* **Written instruction**:
Look for "color" in the listing below. Gather each line that contains it.

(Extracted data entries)
★ ★ ★ ★ ★ ★ ★

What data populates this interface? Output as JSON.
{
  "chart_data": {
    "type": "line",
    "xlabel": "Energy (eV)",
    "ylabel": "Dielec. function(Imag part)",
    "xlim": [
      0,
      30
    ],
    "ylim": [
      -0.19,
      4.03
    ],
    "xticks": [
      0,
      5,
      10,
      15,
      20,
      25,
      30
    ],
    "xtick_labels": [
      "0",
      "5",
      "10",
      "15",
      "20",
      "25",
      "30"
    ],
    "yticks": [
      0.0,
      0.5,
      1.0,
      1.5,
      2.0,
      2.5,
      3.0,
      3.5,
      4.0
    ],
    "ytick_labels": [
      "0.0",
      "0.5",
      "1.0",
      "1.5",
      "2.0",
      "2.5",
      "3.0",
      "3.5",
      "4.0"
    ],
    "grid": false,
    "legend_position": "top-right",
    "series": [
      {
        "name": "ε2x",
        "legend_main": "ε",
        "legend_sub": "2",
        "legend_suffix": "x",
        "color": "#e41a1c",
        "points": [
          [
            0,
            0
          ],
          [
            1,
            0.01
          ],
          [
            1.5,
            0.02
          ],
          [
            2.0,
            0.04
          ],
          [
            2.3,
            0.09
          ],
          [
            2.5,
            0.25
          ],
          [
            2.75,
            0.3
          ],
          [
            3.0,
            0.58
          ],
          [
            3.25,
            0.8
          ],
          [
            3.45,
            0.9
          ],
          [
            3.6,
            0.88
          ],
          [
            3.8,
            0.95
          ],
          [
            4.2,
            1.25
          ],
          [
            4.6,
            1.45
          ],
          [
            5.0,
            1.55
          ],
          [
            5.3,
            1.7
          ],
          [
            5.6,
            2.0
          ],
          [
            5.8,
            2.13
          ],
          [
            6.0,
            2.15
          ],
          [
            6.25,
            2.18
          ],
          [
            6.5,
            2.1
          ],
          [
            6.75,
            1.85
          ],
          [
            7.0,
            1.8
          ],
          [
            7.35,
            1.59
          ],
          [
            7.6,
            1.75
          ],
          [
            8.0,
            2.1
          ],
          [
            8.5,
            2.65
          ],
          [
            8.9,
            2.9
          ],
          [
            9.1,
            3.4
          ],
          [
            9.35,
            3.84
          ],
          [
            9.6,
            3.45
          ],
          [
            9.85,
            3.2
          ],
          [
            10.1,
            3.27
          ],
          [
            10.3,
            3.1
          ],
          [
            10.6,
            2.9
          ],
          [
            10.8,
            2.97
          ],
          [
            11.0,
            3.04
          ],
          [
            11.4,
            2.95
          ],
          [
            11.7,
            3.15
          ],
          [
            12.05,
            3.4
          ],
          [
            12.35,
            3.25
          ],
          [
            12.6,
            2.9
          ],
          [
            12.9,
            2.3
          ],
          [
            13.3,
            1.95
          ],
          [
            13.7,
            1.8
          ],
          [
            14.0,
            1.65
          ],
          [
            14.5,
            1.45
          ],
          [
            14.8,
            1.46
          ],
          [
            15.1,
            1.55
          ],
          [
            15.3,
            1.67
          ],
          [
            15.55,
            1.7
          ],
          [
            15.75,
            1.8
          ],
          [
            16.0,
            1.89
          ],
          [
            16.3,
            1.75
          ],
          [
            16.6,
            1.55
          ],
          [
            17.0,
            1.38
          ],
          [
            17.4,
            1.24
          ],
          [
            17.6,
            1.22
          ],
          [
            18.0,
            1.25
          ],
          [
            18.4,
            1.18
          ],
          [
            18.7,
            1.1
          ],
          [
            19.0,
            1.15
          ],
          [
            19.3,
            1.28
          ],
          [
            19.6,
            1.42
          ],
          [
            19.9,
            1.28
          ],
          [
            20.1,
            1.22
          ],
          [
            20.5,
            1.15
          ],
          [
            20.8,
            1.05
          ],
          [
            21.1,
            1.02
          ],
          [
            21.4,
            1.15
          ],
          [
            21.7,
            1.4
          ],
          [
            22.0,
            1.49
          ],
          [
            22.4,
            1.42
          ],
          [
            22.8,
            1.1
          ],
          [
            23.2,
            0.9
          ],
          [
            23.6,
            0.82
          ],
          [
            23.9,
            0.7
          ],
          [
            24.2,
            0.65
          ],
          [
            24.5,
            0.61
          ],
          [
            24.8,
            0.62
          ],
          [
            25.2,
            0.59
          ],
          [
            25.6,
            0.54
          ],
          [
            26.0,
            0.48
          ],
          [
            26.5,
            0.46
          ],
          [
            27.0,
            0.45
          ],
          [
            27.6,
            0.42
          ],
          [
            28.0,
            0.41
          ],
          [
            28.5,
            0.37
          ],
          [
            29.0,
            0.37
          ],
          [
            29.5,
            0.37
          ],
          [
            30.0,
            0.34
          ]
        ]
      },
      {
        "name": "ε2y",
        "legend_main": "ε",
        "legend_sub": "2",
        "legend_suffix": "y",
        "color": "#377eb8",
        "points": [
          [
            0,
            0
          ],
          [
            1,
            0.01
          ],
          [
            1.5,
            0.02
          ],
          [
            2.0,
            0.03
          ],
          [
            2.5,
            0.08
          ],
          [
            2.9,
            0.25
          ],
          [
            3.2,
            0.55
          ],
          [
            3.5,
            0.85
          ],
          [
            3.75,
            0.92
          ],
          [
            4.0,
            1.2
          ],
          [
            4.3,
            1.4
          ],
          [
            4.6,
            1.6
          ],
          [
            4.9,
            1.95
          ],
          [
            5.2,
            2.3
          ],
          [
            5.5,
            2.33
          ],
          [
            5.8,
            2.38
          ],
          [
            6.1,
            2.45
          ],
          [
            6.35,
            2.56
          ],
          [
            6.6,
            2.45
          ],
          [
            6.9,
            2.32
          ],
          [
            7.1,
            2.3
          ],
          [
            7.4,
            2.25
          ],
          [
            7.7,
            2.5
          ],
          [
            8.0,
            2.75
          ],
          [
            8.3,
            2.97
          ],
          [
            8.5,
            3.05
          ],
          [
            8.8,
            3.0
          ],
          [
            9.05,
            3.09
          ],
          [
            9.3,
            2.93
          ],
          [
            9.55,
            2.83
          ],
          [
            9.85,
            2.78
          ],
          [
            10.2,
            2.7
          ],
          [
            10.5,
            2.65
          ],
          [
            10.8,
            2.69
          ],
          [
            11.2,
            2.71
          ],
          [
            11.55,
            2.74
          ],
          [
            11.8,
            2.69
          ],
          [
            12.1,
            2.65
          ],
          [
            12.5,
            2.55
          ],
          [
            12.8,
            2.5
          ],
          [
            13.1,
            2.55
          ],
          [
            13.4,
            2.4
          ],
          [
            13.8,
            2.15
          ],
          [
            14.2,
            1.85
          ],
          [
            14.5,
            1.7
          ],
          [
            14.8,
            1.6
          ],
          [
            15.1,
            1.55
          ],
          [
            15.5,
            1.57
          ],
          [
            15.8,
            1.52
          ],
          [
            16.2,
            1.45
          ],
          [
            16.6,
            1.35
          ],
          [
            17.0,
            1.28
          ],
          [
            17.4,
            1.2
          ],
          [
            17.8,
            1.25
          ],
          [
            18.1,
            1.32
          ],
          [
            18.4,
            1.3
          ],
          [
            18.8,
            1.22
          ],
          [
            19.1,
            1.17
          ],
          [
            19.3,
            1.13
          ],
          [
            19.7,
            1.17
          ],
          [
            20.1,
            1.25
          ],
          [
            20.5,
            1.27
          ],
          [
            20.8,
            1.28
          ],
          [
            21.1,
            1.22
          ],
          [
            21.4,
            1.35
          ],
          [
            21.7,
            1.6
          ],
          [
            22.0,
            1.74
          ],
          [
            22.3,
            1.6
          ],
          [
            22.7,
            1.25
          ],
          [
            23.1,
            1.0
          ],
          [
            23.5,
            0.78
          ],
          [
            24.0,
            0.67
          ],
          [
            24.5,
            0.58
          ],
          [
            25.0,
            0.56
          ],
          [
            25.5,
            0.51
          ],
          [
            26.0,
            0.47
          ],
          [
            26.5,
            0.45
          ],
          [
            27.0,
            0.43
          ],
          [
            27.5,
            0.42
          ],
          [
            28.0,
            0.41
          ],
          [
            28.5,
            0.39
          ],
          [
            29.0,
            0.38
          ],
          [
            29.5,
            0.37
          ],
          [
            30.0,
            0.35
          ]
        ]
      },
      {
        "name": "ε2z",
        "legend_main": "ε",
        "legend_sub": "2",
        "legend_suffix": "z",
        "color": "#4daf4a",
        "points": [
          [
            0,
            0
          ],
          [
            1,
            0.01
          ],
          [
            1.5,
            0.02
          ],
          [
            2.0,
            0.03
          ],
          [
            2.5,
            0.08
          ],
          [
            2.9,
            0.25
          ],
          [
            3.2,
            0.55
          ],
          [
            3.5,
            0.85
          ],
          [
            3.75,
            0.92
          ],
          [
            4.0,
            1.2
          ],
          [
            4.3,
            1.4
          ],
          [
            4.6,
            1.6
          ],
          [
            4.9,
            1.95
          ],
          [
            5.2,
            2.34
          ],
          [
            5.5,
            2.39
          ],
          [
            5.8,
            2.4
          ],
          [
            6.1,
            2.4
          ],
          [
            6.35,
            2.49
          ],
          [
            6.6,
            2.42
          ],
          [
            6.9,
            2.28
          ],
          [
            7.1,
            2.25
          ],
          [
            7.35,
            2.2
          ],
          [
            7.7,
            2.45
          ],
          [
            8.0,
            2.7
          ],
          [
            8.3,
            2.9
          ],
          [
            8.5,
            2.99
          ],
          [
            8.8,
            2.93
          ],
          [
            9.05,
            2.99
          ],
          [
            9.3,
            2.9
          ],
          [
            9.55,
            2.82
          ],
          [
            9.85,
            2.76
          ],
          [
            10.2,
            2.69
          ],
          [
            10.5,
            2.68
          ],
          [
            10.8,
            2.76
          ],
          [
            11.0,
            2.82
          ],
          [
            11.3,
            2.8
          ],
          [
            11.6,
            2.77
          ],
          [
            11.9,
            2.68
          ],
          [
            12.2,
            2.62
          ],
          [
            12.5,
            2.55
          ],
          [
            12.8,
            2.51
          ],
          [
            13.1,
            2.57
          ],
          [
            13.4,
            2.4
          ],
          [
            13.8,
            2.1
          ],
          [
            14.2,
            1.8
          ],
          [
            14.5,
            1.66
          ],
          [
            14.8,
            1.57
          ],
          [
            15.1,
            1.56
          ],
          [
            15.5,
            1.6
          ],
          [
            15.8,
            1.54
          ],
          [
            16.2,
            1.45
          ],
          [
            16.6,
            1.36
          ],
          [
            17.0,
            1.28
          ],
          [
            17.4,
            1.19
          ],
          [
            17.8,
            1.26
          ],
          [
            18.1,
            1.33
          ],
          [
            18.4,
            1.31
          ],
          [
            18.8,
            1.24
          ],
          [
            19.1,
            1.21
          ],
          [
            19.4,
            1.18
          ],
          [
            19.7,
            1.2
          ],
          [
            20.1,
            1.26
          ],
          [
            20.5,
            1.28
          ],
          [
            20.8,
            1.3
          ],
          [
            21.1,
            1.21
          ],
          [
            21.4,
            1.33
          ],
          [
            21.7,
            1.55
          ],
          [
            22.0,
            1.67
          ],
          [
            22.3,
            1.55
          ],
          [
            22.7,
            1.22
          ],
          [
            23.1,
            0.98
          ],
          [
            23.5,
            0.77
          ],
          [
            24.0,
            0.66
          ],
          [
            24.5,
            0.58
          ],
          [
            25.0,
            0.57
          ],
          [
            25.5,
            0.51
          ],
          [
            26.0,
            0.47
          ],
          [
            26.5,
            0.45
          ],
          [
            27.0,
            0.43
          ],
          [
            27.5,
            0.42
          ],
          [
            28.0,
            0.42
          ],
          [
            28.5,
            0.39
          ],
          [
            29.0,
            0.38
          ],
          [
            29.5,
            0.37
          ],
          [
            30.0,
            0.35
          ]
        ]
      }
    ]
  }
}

★ ★ ★ ★ ★ ★ ★

* **Final result**:
        "color": "#e41a1c",
        "color": "#377eb8",
        "color": "#4daf4a",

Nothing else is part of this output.